— begin RECORDS FOR THIS TASK —

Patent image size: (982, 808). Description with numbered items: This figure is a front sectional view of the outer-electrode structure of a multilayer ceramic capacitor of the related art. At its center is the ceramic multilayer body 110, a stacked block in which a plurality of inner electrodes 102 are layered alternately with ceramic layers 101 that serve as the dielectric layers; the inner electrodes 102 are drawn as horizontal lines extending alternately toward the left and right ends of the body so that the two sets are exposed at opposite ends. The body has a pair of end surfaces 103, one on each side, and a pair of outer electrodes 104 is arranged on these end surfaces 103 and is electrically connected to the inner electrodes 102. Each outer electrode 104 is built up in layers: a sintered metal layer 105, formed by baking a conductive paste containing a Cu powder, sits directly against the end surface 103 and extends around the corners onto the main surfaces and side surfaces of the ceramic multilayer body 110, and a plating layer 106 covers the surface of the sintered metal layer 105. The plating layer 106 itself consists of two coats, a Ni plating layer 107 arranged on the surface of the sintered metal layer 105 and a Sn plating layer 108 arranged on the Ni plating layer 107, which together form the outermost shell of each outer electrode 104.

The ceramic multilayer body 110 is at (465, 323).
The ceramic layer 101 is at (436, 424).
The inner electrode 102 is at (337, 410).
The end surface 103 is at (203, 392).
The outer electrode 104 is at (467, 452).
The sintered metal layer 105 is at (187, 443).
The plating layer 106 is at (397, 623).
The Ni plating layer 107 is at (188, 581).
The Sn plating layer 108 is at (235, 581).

— end RECORDS FOR THIS TASK —

TASK BRIEF. Which lines of the material contain the word "sintered"? Pull out each of them and copy it in full.

RESPONSE TO THIS EXERCISE.
Patent image size: (982, 808). Description with numbered items: This figure is a front sectional view of the outer-electrode structure of a multilayer ceramic capacitor of the related art. At its center is the ceramic multilayer body 110, a stacked block in which a plurality of inner electrodes 102 are layered alternately with ceramic layers 101 that serve as the dielectric layers; the inner electrodes 102 are drawn as horizontal lines extending alternately toward the left and right ends of the body so that the two sets are exposed at opposite ends. The body has a pair of end surfaces 103, one on each side, and a pair of outer electrodes 104 is arranged on these end surfaces 103 and is electrically connected to the inner electrodes 102. Each outer electrode 104 is built up in layers: a sintered metal layer 105, formed by baking a conductive paste containing a Cu powder, sits directly against the end surface 103 and extends around the corners onto the main surfaces and side surfaces of the ceramic multilayer body 110, and a plating layer 106 covers the surface of the sintered metal layer 105. The plating layer 106 itself consists of two coats, a Ni plating layer 107 arranged on the surface of the sintered metal layer 105 and a Sn plating layer 108 arranged on the Ni plating layer 107, which together form the outermost shell of each outer electrode 104.
The sintered metal layer 105 is at (187, 443).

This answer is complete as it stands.